━━ TEXTE FOURNI ━━

« Nous n’avions encore jamais vu d’incendies d’une telle ampleur »
Depuis lundi dernier, des militaires de l’Armée suisse sont engagés au Portugal avec trois Super Puma pour lutter contre les incendies de forêt. Leurs témoignages révèlent à quel point ils sont impressionnés par ce qu’ils sont en train de vivre : « Nous n’avions encore jamais vu d’incendies d’une telle ampleur », déclare le lieutenant-colonel Lukas Meier, chef du détachement.
Sur place, les soldats du feu suisses doivent affronter des flammes hautes comme des immeubles, la fumée, l’odeur nauséabonde, la suie, le vent et surtout une incroyable chaleur. « Il est vraiment impressionnant de voir avec quelle puissance et quelle vitesse les feux se propagent, et quelles dimensions ils atteignent », explique le lieutenant-colonel Lukas Meier, engagé en tant que chef de détachement et relevé aujourd’hui jeudi. Même des pilotes expérimentés, forts de plus de 20 ans de service, n’avaient encore jamais été confrontés à des incendies d’une telle violence, et lui non plus, en tant que spécialiste de la lutte contre les incendies et officier de carrière dans la formation d’application du génie et du sauvetage, mais qui accomplit cet engagement à titre civil pour le compte de la Direction pour le développement et la coopération (DDC), n’avait jamais rien vu de tel.
Jusqu’à présent, les soldats du feu suisses ont transporté plus de 325 tonnes d’eau pour lutter contre les flammes. Lors de chaque vol, l’équipage est accompagné d’un membre de la protection civile portugaise chargé d’assurer la coordination avec les forces engagées au sol. « Une telle collaboration nous permet d’effectuer un travail précis et efficace », souligne le lieutenant-colonel Meier. « Les Portugais font réellement tout leur possible pour nous faciliter la tâche », poursuit-il en mentionnant au passage l’accueil convivial, la bonne infrastructure et le briefing très professionnel des autorités du pays. Les sapeurs-pompiers locaux luttent contre le feu depuis plus de huit semaines et sont très reconnaissants de tout soutien apporté.

━━━

** CONSIGNES DE L'EXERCICE **
**a)** Selon le texte sur les incendies au Portugal, combien de tonnes d'eau les soldats du feu suisses ont-ils transportées jusqu'à présent ?
**b)** Rédigez la suite du texte sur la lutte contre les incendies au Portugal, à partir de sa dernière phrase.

━━ DONNÉES FOURNIES ━━

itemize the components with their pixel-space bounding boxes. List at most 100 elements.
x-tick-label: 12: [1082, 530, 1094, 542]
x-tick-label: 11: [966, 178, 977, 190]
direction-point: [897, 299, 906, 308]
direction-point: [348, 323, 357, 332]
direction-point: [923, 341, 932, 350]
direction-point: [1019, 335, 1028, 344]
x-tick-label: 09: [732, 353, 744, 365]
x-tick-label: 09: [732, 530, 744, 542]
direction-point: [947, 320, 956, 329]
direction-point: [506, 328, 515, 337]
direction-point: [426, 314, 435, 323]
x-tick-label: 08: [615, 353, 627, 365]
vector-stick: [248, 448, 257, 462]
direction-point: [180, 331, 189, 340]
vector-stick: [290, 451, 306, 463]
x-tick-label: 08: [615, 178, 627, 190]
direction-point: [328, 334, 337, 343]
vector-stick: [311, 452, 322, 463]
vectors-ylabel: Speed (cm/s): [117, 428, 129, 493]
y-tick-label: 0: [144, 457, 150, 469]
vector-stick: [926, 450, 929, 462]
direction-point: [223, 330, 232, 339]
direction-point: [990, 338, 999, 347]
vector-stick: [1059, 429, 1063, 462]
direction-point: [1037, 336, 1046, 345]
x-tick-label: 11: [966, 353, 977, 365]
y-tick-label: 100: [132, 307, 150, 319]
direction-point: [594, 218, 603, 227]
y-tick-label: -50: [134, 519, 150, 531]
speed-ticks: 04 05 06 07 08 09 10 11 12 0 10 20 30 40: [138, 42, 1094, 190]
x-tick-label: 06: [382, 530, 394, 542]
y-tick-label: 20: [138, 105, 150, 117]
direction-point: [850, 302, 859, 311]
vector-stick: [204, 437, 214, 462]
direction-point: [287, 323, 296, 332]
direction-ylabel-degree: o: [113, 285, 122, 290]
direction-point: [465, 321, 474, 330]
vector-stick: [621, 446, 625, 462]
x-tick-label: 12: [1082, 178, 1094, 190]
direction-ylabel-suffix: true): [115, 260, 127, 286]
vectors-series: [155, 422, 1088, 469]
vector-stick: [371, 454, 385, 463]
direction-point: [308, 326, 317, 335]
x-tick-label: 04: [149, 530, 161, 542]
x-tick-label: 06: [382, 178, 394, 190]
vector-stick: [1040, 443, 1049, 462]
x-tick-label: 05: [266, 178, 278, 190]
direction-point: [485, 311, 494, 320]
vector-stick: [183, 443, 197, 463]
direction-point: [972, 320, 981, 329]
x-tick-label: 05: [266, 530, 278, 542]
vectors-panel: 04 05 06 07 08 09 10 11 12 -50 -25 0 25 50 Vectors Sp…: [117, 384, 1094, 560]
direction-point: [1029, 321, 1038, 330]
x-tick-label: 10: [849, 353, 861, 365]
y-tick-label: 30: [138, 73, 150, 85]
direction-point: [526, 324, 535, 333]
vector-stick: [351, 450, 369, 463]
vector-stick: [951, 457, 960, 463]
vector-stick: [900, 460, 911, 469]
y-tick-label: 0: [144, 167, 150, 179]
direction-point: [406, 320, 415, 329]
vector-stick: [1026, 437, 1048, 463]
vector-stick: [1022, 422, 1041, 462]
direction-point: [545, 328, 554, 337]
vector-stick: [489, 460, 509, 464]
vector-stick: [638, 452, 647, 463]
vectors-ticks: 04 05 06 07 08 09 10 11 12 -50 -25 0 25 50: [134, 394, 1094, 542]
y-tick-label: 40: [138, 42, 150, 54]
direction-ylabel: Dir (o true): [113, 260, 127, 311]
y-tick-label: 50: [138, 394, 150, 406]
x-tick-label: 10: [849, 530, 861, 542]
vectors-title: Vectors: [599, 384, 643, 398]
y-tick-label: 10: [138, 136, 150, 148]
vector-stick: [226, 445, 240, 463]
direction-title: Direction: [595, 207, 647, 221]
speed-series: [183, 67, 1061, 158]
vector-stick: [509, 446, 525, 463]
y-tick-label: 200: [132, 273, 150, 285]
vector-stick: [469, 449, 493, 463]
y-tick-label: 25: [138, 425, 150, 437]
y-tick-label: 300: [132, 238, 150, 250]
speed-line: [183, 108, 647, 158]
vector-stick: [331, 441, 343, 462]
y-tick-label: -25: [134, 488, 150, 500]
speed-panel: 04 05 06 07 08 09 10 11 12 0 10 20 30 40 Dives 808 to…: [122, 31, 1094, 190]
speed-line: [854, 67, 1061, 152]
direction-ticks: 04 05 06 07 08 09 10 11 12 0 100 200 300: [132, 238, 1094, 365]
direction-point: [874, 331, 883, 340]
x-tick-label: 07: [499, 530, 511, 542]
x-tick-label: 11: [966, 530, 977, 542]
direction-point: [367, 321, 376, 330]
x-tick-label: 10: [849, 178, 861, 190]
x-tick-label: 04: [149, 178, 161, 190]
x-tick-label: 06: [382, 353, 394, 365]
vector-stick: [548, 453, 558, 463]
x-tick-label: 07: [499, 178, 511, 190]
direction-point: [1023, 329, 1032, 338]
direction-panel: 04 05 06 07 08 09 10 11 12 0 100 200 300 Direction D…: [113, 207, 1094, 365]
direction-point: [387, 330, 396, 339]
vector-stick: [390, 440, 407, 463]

━━━

** RÉPONSES PAR TÂCHE **
**a)** Plus de 325 tonnes d'eau.

**b)**
Dès que les hélicoptères sont de retour à la base passé 20 heures, les spécialistes de la maintenance prennent le relai. « Et ils sont de nouveau à pied d’œuvre avant 7 heures afin que les pilotes puissent compter sur des appareils pleinement opérationnels vers 8 heures», explique encore Lukas Meier. Les feux, dont l’intensité faiblit généralement pendant la nuit, sont répertoriés et réévalués chaque matin par la protection civile, raison pour laquelle les forces d’engagement sont pilotées de manière centralisée depuis la capitale Lisbonne. « La situation est très instable et évolue en permanence. Par exemple, pas moins de 16 nouveaux incendies se sont déclarés dans la seule journée de mercredi », relate le lieutenant-colonel, qui est d’ordinaire commandant d’escadre sur la base aérienne de Dübendorf. Ce jour-là, quelque 2000 pompiers appuyés par 30 canadairs et hélicoptères ont été engagés. Actuellement, des canadairs venus d’Espagne appuient les forces d’engagement portugaises aux côtés des Super Puma suisses.
La responsabilité globale de l’engagement suisse incombe à l’Aide humanitaire de la DDC qui dispose aussi de quatre représentants sur place. Lukas Meier se réjouit de cette collaboration et loue le fait que les membres de la DDC coopèrent de manière exemplaire avec les militaires en leur laissant les mains libres. D’ailleurs, l’ambiance au sein de la mission est excellente. « Qu’il soit pilote, assistant de vol, mécanicien ou collaborateur de la DDC, chaque membre de l’équipe est pleinement motivé », se félicite Lukas Meier. « C’est toujours un plaisir de voir qu’avec notre travail, nous apportons une grande contribution et que cette dernière est fort appréciée. » Le Conseil fédéral a autorisé cet engagement jusqu’au lundi 28 août. Il faudra ensuite compter encore deux jours pour rapatrier les hélicoptères en Suisse.